[Data items]

=======

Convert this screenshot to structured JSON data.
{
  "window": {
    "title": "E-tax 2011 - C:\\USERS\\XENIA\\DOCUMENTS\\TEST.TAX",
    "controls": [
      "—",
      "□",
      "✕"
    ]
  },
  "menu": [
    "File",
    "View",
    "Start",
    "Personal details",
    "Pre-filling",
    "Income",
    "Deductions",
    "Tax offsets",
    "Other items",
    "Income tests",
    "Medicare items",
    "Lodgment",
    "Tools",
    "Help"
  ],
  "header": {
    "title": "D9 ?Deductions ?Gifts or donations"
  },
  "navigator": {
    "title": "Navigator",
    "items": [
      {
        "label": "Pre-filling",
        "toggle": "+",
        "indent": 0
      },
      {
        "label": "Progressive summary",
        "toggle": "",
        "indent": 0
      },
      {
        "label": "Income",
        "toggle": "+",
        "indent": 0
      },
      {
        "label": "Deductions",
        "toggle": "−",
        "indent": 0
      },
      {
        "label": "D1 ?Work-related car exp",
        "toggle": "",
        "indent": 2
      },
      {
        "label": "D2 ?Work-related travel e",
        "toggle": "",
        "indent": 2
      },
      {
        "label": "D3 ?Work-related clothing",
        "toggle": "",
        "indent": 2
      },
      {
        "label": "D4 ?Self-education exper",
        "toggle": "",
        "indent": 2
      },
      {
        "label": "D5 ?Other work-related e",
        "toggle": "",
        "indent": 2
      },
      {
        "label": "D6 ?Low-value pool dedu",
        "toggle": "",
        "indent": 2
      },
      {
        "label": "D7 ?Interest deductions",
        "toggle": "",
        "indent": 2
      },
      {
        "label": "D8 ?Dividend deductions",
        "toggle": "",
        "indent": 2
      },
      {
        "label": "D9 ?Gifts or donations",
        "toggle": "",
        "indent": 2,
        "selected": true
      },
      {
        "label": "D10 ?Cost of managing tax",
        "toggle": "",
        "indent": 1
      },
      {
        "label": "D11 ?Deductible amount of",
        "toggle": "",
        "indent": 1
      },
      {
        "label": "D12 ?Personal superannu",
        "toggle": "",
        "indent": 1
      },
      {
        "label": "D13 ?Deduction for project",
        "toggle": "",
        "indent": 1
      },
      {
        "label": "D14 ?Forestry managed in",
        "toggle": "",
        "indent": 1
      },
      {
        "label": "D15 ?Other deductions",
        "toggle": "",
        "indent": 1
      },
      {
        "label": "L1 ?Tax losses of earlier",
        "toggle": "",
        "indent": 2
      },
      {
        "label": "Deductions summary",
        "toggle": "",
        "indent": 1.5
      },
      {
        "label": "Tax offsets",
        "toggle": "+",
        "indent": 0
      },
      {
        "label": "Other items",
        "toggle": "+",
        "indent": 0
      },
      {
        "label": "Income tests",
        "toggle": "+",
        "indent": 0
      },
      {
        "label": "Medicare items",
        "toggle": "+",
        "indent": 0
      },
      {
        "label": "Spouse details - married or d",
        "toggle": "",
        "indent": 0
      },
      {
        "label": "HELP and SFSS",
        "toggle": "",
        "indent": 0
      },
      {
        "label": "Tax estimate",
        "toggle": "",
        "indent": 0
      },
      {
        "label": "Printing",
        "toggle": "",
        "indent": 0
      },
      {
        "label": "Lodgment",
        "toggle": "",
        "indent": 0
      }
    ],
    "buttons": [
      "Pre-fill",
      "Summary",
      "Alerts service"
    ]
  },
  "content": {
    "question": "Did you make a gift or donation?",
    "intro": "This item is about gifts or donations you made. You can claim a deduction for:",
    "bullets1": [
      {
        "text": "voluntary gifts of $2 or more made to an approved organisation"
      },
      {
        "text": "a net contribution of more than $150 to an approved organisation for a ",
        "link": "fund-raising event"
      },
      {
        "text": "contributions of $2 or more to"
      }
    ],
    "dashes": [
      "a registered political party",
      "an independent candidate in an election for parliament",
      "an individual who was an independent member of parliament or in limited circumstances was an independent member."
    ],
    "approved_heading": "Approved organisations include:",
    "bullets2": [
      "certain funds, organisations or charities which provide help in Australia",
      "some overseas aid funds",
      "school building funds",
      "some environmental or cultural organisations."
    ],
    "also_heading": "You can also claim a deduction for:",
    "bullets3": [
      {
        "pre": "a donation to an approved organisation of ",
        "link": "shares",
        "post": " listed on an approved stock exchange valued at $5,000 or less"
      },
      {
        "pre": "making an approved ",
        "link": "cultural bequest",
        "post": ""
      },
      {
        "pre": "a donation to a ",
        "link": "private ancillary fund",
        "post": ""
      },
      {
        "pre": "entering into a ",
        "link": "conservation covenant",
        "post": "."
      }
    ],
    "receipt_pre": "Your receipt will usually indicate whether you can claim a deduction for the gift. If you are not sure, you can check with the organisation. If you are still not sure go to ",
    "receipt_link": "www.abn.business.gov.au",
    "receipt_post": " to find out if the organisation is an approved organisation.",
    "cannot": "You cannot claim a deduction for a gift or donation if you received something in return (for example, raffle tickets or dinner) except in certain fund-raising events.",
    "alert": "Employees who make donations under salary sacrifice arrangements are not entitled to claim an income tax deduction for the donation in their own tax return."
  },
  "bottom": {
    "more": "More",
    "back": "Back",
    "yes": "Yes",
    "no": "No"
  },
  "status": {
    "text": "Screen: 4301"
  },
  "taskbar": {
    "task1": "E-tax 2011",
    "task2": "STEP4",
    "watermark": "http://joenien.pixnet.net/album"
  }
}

=======

* [Written exercise]
Examine the records and pull out every line where the string "donations" occurs.

* [Output below]
    "title": "D9 ?Deductions ?Gifts or donations"
        "label": "D9 ?Gifts or donations",
    "intro": "This item is about gifts or donations you made. You can claim a deduction for:",
    "alert": "Employees who make donations under salary sacrifice arrangements are not entitled to claim an income tax deduction for the donation in their own tax return."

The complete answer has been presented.